**EXERCISE DETAILS:** Print the records below word for word, leaving out the pictures.

**INFORMATION PROVIDED:**
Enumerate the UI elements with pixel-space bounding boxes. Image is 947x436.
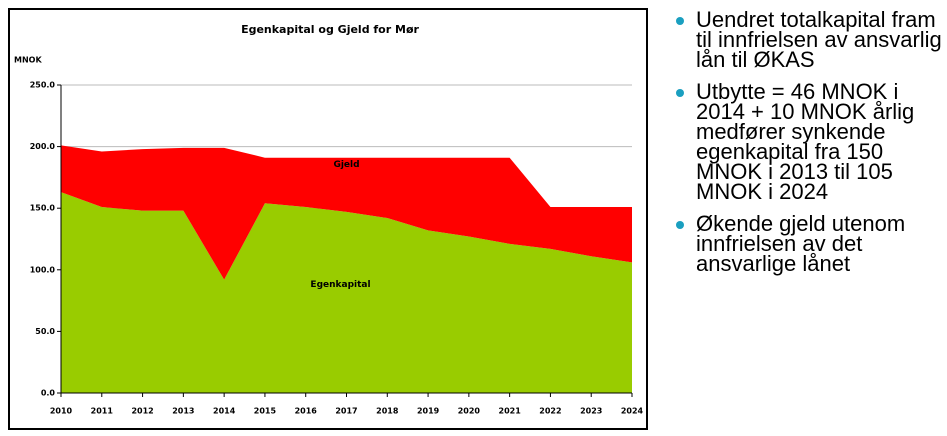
bullet-list: Uendret totalkapital fram til innfrielse…: [672, 9, 942, 286]
x-tick-label: 2010: [50, 407, 73, 416]
chart: Egenkapital og Gjeld for Mør MNOK 0.0 50.…: [8, 8, 648, 430]
area: [61, 145, 632, 280]
bullet-item: Økende gjeld utenom innfrielsen av det a…: [672, 213, 942, 275]
y-tick-label: 150.0: [30, 204, 56, 213]
y-tick-label: 50.0: [35, 327, 55, 336]
bullet-item: Utbytte = 46 MNOK i 2014 + 10 MNOK årlig…: [672, 81, 942, 203]
x-tick-label: 2011: [91, 407, 114, 416]
area-label: Gjeld: [333, 160, 359, 170]
area: [61, 192, 632, 393]
chart-title: Egenkapital og Gjeld for Mør: [241, 23, 419, 36]
x-tick-label: 2021: [499, 407, 522, 416]
x-tick-label: 2022: [539, 407, 561, 416]
x-tick-label: 2018: [376, 407, 399, 416]
y-tick-label: 250.0: [30, 81, 56, 90]
y-axis-label: MNOK: [14, 56, 42, 65]
bullet-item: Uendret totalkapital fram til innfrielse…: [672, 9, 942, 71]
x-tick-label: 2020: [458, 407, 481, 416]
y-tick-label: 100.0: [30, 265, 56, 274]
x-tick-label: 2014: [213, 407, 236, 416]
x-tick-label: 2019: [417, 407, 440, 416]
x-tick-label: 2016: [295, 407, 318, 416]
x-tick-label: 2024: [621, 407, 644, 416]
x-tick-label: 2013: [172, 407, 194, 416]
y-tick-label: 200.0: [30, 142, 56, 151]
y-tick-label: 0.0: [41, 389, 56, 398]
x-tick-label: 2015: [254, 407, 277, 416]
area-label: Egenkapital: [310, 280, 370, 290]
x-tick-label: 2012: [131, 407, 153, 416]
x-tick-label: 2017: [335, 407, 357, 416]
x-tick-label: 2023: [580, 407, 602, 416]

**TASK RESULT:**
Enumerate the UI elements with pixel-space bounding boxes. Image is 947x436.
bullet-list: Uendret totalkapital fram til innfrielse…: [672, 9, 942, 286]
x-tick-label: 2010: [50, 407, 73, 416]
chart: Egenkapital og Gjeld for Mør MNOK 0.0 50.…: [8, 8, 648, 430]
area: [61, 145, 632, 280]
bullet-item: Økende gjeld utenom innfrielsen av det a…: [672, 213, 942, 275]
y-tick-label: 150.0: [30, 204, 56, 213]
y-tick-label: 50.0: [35, 327, 55, 336]
bullet-item: Utbytte = 46 MNOK i 2014 + 10 MNOK årlig…: [672, 81, 942, 203]
x-tick-label: 2011: [91, 407, 114, 416]
area-label: Gjeld: [333, 160, 359, 170]
area: [61, 192, 632, 393]
chart-title: Egenkapital og Gjeld for Mør: [241, 23, 419, 36]
x-tick-label: 2021: [499, 407, 522, 416]
x-tick-label: 2022: [539, 407, 561, 416]
x-tick-label: 2018: [376, 407, 399, 416]
y-tick-label: 250.0: [30, 81, 56, 90]
y-axis-label: MNOK: [14, 56, 42, 65]
bullet-item: Uendret totalkapital fram til innfrielse…: [672, 9, 942, 71]
x-tick-label: 2020: [458, 407, 481, 416]
y-tick-label: 100.0: [30, 265, 56, 274]
x-tick-label: 2014: [213, 407, 236, 416]
x-tick-label: 2019: [417, 407, 440, 416]
x-tick-label: 2016: [295, 407, 318, 416]
x-tick-label: 2024: [621, 407, 644, 416]
x-tick-label: 2013: [172, 407, 194, 416]
y-tick-label: 200.0: [30, 142, 56, 151]
y-tick-label: 0.0: [41, 389, 56, 398]
x-tick-label: 2015: [254, 407, 277, 416]
area-label: Egenkapital: [310, 280, 370, 290]
x-tick-label: 2012: [131, 407, 153, 416]
x-tick-label: 2017: [335, 407, 357, 416]
x-tick-label: 2023: [580, 407, 602, 416]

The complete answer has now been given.